(Data records)
━━━━━━━━━━

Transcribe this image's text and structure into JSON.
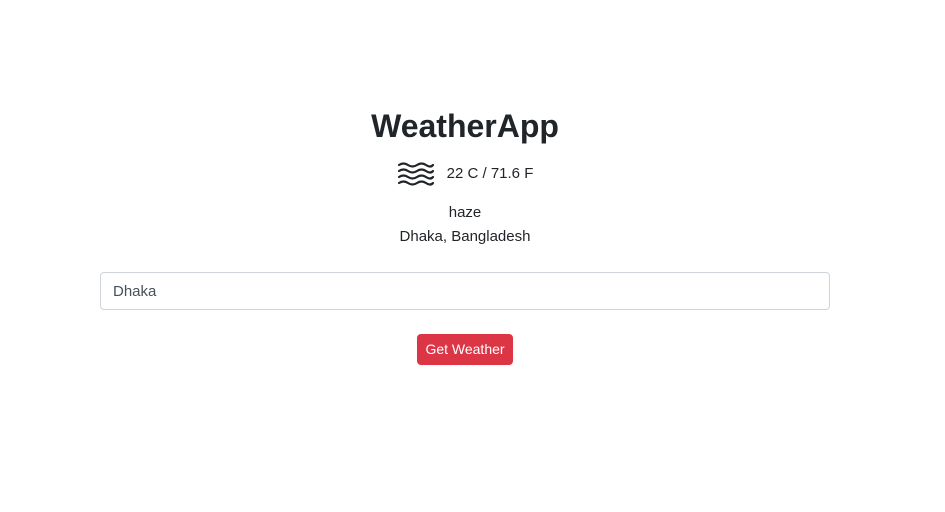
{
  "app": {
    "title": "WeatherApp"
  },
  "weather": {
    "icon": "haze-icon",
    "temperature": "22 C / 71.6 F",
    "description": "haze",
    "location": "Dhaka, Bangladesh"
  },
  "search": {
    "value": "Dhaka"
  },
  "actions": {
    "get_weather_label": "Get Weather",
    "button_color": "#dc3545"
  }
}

━━━━━━━━━━

Short exercise: Print the complete listing exactly as it stands, without its pictures.

Answer in full:
Transcribe this image's text and structure into JSON.
{
  "app": {
    "title": "WeatherApp"
  },
  "weather": {
    "icon": "haze-icon",
    "temperature": "22 C / 71.6 F",
    "description": "haze",
    "location": "Dhaka, Bangladesh"
  },
  "search": {
    "value": "Dhaka"
  },
  "actions": {
    "get_weather_label": "Get Weather",
    "button_color": "#dc3545"
  }
}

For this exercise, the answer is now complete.